Given exercise >> Show every line where "xlabel" occurs.

---- Available records

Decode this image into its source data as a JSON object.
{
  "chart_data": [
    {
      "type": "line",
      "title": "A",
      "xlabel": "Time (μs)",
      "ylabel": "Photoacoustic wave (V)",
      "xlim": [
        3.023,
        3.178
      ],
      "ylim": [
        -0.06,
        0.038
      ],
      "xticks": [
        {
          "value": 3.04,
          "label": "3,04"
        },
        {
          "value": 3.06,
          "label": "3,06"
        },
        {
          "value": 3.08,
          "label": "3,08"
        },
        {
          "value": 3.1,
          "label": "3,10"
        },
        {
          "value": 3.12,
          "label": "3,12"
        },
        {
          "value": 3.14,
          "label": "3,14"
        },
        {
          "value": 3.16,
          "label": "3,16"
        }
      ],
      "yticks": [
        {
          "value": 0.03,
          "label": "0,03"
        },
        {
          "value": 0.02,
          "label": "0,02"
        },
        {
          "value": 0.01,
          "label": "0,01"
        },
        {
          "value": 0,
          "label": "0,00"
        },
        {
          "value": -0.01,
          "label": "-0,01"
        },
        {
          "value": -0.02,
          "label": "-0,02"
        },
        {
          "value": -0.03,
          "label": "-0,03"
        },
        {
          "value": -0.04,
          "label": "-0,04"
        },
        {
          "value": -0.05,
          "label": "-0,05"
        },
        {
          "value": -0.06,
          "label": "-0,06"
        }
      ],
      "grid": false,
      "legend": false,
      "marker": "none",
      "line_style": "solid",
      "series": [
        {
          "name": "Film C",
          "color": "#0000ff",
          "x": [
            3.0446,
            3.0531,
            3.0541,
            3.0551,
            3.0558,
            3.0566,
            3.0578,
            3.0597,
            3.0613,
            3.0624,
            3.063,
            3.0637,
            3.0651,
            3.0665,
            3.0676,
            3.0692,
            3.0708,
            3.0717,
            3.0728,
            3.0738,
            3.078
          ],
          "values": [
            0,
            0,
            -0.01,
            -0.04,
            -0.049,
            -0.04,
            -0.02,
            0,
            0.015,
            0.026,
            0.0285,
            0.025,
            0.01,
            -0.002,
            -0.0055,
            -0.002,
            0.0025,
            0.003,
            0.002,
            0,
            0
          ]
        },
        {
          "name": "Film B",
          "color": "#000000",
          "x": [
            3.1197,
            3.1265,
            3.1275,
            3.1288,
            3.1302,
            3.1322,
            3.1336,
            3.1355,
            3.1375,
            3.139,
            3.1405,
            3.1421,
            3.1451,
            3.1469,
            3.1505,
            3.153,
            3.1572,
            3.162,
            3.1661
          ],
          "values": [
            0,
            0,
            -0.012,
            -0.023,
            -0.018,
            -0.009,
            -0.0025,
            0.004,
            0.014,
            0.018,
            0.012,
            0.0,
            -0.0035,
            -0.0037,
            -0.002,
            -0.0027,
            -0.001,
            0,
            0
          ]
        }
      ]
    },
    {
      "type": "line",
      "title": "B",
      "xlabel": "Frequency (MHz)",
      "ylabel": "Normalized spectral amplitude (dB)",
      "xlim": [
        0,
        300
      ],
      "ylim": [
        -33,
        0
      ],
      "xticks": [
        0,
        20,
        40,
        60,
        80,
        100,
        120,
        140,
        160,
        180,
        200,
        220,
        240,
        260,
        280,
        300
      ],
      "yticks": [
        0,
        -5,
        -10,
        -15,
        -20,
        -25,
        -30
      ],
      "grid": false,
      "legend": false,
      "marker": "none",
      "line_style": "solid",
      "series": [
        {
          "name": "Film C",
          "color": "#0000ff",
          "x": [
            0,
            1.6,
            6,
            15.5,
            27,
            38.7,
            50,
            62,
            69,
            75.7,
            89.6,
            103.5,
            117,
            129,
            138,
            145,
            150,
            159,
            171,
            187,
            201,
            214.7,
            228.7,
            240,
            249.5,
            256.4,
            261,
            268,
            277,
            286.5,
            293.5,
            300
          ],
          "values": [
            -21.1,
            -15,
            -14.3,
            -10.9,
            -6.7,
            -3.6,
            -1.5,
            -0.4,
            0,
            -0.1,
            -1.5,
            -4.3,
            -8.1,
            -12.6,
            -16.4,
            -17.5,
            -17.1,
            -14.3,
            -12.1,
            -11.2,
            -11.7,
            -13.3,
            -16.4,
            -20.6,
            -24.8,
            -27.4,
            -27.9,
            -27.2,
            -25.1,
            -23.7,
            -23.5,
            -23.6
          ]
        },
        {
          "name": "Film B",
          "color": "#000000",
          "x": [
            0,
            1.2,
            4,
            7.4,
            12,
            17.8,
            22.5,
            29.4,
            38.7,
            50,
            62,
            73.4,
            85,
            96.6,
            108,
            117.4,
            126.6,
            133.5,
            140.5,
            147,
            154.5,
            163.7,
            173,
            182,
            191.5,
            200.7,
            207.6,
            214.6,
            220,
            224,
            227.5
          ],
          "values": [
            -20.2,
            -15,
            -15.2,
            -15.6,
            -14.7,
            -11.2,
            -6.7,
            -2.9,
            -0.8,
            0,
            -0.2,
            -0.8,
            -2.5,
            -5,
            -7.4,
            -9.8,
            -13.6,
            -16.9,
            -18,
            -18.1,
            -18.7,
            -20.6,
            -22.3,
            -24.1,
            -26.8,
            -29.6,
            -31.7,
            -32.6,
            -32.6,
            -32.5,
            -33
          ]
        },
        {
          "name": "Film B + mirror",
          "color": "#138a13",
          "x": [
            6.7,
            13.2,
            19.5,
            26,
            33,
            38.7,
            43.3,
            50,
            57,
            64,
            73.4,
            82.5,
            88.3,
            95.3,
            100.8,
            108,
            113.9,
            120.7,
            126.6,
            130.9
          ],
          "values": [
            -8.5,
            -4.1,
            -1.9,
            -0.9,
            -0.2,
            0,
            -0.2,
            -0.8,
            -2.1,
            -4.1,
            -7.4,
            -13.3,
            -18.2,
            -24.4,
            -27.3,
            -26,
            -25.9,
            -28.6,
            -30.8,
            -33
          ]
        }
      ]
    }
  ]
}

--------

Full answer >>
      "xlabel": "Time (μs)",
      "xlabel": "Frequency (MHz)",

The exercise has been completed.